++++ Extracted data

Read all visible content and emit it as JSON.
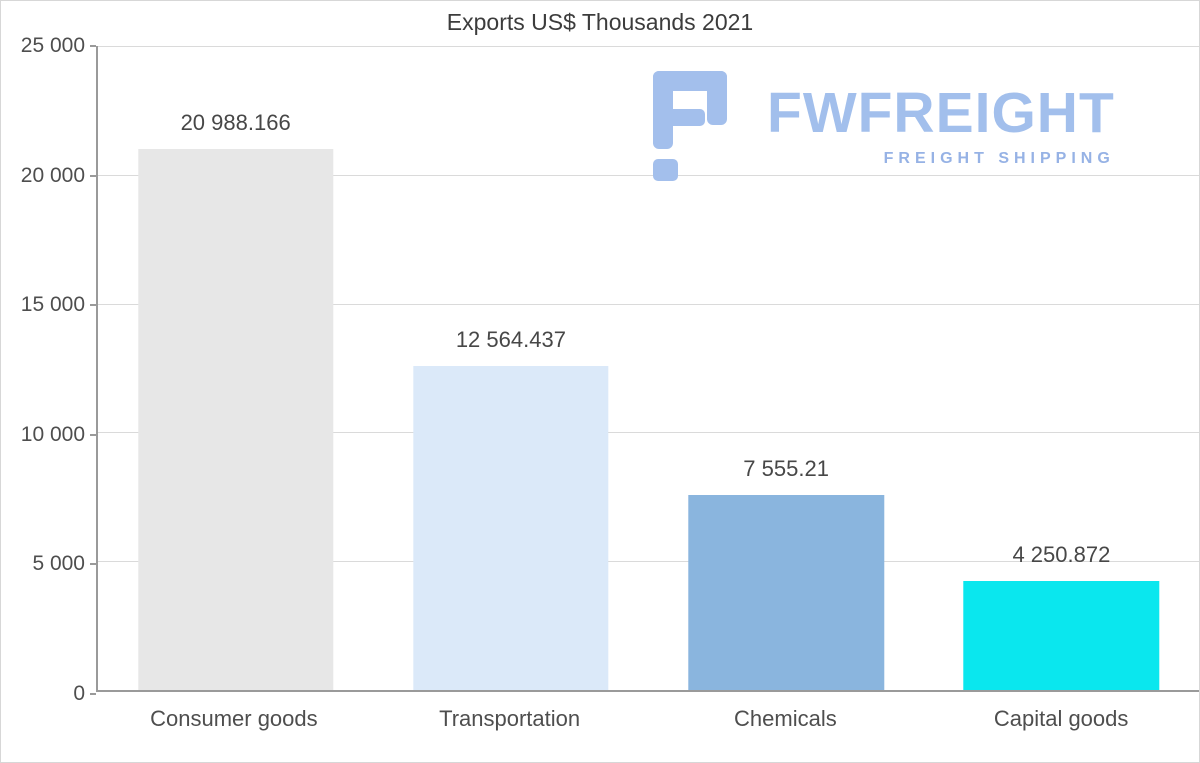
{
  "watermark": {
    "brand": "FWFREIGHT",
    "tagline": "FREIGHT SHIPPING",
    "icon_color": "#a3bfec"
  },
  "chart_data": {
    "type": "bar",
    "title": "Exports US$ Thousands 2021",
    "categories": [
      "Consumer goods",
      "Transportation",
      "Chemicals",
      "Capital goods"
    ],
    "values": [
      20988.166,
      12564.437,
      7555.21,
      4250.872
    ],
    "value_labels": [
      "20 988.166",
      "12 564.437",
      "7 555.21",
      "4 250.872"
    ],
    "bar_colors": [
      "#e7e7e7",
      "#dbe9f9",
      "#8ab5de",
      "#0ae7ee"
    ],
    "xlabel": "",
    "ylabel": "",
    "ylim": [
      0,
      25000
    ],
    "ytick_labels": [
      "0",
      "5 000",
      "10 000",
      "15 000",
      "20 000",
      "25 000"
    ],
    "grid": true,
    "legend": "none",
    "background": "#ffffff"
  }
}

++++++++

## Task description
Repeat the listing in full and exactly. Do not include any images.

## Correct response
Read all visible content and emit it as JSON.
{
  "watermark": {
    "brand": "FWFREIGHT",
    "tagline": "FREIGHT SHIPPING",
    "icon_color": "#a3bfec"
  },
  "chart_data": {
    "type": "bar",
    "title": "Exports US$ Thousands 2021",
    "categories": [
      "Consumer goods",
      "Transportation",
      "Chemicals",
      "Capital goods"
    ],
    "values": [
      20988.166,
      12564.437,
      7555.21,
      4250.872
    ],
    "value_labels": [
      "20 988.166",
      "12 564.437",
      "7 555.21",
      "4 250.872"
    ],
    "bar_colors": [
      "#e7e7e7",
      "#dbe9f9",
      "#8ab5de",
      "#0ae7ee"
    ],
    "xlabel": "",
    "ylabel": "",
    "ylim": [
      0,
      25000
    ],
    "ytick_labels": [
      "0",
      "5 000",
      "10 000",
      "15 000",
      "20 000",
      "25 000"
    ],
    "grid": true,
    "legend": "none",
    "background": "#ffffff"
  }
}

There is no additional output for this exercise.